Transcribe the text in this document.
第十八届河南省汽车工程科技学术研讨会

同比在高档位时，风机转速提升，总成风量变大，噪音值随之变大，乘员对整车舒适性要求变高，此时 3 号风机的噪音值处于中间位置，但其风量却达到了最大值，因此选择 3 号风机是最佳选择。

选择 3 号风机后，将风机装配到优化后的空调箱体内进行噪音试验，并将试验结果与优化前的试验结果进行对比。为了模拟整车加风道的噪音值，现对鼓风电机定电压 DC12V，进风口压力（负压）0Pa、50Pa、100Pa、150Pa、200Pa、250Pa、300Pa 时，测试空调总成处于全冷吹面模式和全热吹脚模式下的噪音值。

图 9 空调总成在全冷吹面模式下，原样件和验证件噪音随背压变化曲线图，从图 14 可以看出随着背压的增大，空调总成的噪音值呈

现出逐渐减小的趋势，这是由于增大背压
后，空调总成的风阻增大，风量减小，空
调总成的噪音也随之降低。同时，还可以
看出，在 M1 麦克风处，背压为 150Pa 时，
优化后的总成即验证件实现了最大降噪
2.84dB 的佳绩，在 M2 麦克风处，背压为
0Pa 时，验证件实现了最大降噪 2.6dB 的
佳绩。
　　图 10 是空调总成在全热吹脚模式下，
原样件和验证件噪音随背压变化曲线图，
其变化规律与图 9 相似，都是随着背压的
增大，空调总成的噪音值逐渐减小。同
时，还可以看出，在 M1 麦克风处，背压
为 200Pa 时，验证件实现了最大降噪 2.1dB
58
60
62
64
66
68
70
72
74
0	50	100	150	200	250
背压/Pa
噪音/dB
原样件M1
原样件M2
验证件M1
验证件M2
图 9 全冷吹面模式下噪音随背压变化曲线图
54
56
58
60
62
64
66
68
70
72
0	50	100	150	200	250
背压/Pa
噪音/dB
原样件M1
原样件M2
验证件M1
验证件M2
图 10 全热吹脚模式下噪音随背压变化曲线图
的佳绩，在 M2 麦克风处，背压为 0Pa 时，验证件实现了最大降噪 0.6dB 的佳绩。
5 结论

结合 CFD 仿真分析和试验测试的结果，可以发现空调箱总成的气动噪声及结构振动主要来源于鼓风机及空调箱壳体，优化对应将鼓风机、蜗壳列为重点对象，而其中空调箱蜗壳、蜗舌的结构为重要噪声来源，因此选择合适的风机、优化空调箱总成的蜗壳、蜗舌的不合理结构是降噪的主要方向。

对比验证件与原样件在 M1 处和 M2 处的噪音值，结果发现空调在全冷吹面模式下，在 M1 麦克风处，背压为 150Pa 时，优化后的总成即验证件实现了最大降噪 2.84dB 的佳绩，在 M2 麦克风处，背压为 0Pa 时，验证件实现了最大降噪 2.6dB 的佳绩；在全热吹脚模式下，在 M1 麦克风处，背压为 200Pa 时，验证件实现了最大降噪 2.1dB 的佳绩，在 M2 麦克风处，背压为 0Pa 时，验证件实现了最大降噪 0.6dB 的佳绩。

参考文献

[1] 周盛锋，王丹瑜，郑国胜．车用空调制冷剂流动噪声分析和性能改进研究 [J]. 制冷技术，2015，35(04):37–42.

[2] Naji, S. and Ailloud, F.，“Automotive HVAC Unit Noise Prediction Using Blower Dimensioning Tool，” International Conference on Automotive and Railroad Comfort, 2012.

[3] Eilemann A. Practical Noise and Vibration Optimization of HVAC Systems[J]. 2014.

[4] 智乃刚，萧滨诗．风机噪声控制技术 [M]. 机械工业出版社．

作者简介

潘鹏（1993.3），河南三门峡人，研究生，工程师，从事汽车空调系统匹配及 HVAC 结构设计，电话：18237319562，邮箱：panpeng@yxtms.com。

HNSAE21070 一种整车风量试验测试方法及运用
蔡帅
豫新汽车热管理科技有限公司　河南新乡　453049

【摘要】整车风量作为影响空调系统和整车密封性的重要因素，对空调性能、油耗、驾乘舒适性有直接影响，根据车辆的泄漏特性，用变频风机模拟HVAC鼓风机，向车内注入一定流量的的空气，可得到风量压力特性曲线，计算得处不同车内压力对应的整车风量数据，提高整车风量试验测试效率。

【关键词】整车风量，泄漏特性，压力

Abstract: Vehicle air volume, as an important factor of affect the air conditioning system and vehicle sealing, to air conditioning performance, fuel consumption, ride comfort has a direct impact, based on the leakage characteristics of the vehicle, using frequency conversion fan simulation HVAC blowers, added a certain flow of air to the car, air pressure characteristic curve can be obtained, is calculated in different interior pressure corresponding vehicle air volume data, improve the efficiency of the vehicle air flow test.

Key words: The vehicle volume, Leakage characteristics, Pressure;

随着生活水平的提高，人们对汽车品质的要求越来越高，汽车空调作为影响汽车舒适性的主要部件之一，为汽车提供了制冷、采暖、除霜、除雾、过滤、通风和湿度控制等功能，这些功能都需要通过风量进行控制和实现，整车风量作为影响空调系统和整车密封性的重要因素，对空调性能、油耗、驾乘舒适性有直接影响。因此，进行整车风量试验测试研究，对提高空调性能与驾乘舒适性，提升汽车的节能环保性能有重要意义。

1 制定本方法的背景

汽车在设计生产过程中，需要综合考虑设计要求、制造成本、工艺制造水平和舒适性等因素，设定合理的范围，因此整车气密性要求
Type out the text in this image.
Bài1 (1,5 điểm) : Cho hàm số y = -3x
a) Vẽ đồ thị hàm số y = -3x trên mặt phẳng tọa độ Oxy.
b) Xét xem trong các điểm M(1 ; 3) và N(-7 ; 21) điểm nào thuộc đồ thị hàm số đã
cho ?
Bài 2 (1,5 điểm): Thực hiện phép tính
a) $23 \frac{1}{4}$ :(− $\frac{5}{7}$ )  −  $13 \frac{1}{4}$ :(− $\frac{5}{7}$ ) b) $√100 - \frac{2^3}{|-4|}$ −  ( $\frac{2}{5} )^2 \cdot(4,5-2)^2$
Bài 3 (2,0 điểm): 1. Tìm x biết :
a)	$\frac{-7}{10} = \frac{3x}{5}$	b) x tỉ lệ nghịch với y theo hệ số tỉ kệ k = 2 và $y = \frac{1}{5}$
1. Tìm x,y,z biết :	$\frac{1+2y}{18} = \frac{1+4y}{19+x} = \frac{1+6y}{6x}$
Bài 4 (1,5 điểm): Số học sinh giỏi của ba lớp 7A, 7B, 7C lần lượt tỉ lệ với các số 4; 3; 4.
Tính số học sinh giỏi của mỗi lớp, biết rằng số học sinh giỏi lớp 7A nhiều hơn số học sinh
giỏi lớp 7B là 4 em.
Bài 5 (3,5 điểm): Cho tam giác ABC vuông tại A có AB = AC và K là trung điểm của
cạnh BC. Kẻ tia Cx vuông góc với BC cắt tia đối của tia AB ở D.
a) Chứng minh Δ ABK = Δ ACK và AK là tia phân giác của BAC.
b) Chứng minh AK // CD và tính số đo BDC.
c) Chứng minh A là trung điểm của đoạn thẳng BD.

* * * * *

EXERCISE INSTRUCTIONS: Repeat the whole listing exactly, keeping every line intact.

SOLUTION TO THIS PROBLEM:
Transcribe the text in this document.
第十八届河南省汽车工程科技学术研讨会

同比在高档位时，风机转速提升，总成风量变大，噪音值随之变大，乘员对整车舒适性要求变高，此时 3 号风机的噪音值处于中间位置，但其风量却达到了最大值，因此选择 3 号风机是最佳选择。

选择 3 号风机后，将风机装配到优化后的空调箱体内进行噪音试验，并将试验结果与优化前的试验结果进行对比。为了模拟整车加风道的噪音值，现对鼓风电机定电压 DC12V，进风口压力（负压）0Pa、50Pa、100Pa、150Pa、200Pa、250Pa、300Pa 时，测试空调总成处于全冷吹面模式和全热吹脚模式下的噪音值。

图 9 空调总成在全冷吹面模式下，原样件和验证件噪音随背压变化曲线图，从图 14 可以看出随着背压的增大，空调总成的噪音值呈

现出逐渐减小的趋势，这是由于增大背压
后，空调总成的风阻增大，风量减小，空
调总成的噪音也随之降低。同时，还可以
看出，在 M1 麦克风处，背压为 150Pa 时，
优化后的总成即验证件实现了最大降噪
2.84dB 的佳绩，在 M2 麦克风处，背压为
0Pa 时，验证件实现了最大降噪 2.6dB 的
佳绩。
　　图 10 是空调总成在全热吹脚模式下，
原样件和验证件噪音随背压变化曲线图，
其变化规律与图 9 相似，都是随着背压的
增大，空调总成的噪音值逐渐减小。同
时，还可以看出，在 M1 麦克风处，背压
为 200Pa 时，验证件实现了最大降噪 2.1dB
58
60
62
64
66
68
70
72
74
0	50	100	150	200	250
背压/Pa
噪音/dB
原样件M1
原样件M2
验证件M1
验证件M2
图 9 全冷吹面模式下噪音随背压变化曲线图
54
56
58
60
62
64
66
68
70
72
0	50	100	150	200	250
背压/Pa
噪音/dB
原样件M1
原样件M2
验证件M1
验证件M2
图 10 全热吹脚模式下噪音随背压变化曲线图
的佳绩，在 M2 麦克风处，背压为 0Pa 时，验证件实现了最大降噪 0.6dB 的佳绩。
5 结论

结合 CFD 仿真分析和试验测试的结果，可以发现空调箱总成的气动噪声及结构振动主要来源于鼓风机及空调箱壳体，优化对应将鼓风机、蜗壳列为重点对象，而其中空调箱蜗壳、蜗舌的结构为重要噪声来源，因此选择合适的风机、优化空调箱总成的蜗壳、蜗舌的不合理结构是降噪的主要方向。

对比验证件与原样件在 M1 处和 M2 处的噪音值，结果发现空调在全冷吹面模式下，在 M1 麦克风处，背压为 150Pa 时，优化后的总成即验证件实现了最大降噪 2.84dB 的佳绩，在 M2 麦克风处，背压为 0Pa 时，验证件实现了最大降噪 2.6dB 的佳绩；在全热吹脚模式下，在 M1 麦克风处，背压为 200Pa 时，验证件实现了最大降噪 2.1dB 的佳绩，在 M2 麦克风处，背压为 0Pa 时，验证件实现了最大降噪 0.6dB 的佳绩。

参考文献

[1] 周盛锋，王丹瑜，郑国胜．车用空调制冷剂流动噪声分析和性能改进研究 [J]. 制冷技术，2015，35(04):37–42.

[2] Naji, S. and Ailloud, F.，“Automotive HVAC Unit Noise Prediction Using Blower Dimensioning Tool，” International Conference on Automotive and Railroad Comfort, 2012.

[3] Eilemann A. Practical Noise and Vibration Optimization of HVAC Systems[J]. 2014.

[4] 智乃刚，萧滨诗．风机噪声控制技术 [M]. 机械工业出版社．

作者简介

潘鹏（1993.3），河南三门峡人，研究生，工程师，从事汽车空调系统匹配及 HVAC 结构设计，电话：18237319562，邮箱：panpeng@yxtms.com。

HNSAE21070 一种整车风量试验测试方法及运用
蔡帅
豫新汽车热管理科技有限公司　河南新乡　453049

【摘要】整车风量作为影响空调系统和整车密封性的重要因素，对空调性能、油耗、驾乘舒适性有直接影响，根据车辆的泄漏特性，用变频风机模拟HVAC鼓风机，向车内注入一定流量的的空气，可得到风量压力特性曲线，计算得处不同车内压力对应的整车风量数据，提高整车风量试验测试效率。

【关键词】整车风量，泄漏特性，压力

Abstract: Vehicle air volume, as an important factor of affect the air conditioning system and vehicle sealing, to air conditioning performance, fuel consumption, ride comfort has a direct impact, based on the leakage characteristics of the vehicle, using frequency conversion fan simulation HVAC blowers, added a certain flow of air to the car, air pressure characteristic curve can be obtained, is calculated in different interior pressure corresponding vehicle air volume data, improve the efficiency of the vehicle air flow test.

Key words: The vehicle volume, Leakage characteristics, Pressure;

随着生活水平的提高，人们对汽车品质的要求越来越高，汽车空调作为影响汽车舒适性的主要部件之一，为汽车提供了制冷、采暖、除霜、除雾、过滤、通风和湿度控制等功能，这些功能都需要通过风量进行控制和实现，整车风量作为影响空调系统和整车密封性的重要因素，对空调性能、油耗、驾乘舒适性有直接影响。因此，进行整车风量试验测试研究，对提高空调性能与驾乘舒适性，提升汽车的节能环保性能有重要意义。

1 制定本方法的背景

汽车在设计生产过程中，需要综合考虑设计要求、制造成本、工艺制造水平和舒适性等因素，设定合理的范围，因此整车气密性要求
Type out the text in this image.
Bài1 (1,5 điểm) : Cho hàm số y = -3x
a) Vẽ đồ thị hàm số y = -3x trên mặt phẳng tọa độ Oxy.
b) Xét xem trong các điểm M(1 ; 3) và N(-7 ; 21) điểm nào thuộc đồ thị hàm số đã
cho ?
Bài 2 (1,5 điểm): Thực hiện phép tính
a) $23 \frac{1}{4}$ :(− $\frac{5}{7}$ )  −  $13 \frac{1}{4}$ :(− $\frac{5}{7}$ ) b) $√100 - \frac{2^3}{|-4|}$ −  ( $\frac{2}{5} )^2 \cdot(4,5-2)^2$
Bài 3 (2,0 điểm): 1. Tìm x biết :
a)	$\frac{-7}{10} = \frac{3x}{5}$	b) x tỉ lệ nghịch với y theo hệ số tỉ kệ k = 2 và $y = \frac{1}{5}$
1. Tìm x,y,z biết :	$\frac{1+2y}{18} = \frac{1+4y}{19+x} = \frac{1+6y}{6x}$
Bài 4 (1,5 điểm): Số học sinh giỏi của ba lớp 7A, 7B, 7C lần lượt tỉ lệ với các số 4; 3; 4.
Tính số học sinh giỏi của mỗi lớp, biết rằng số học sinh giỏi lớp 7A nhiều hơn số học sinh
giỏi lớp 7B là 4 em.
Bài 5 (3,5 điểm): Cho tam giác ABC vuông tại A có AB = AC và K là trung điểm của
cạnh BC. Kẻ tia Cx vuông góc với BC cắt tia đối của tia AB ở D.
a) Chứng minh Δ ABK = Δ ACK và AK là tia phân giác của BAC.
b) Chứng minh AK // CD và tính số đo BDC.
c) Chứng minh A là trung điểm của đoạn thẳng BD.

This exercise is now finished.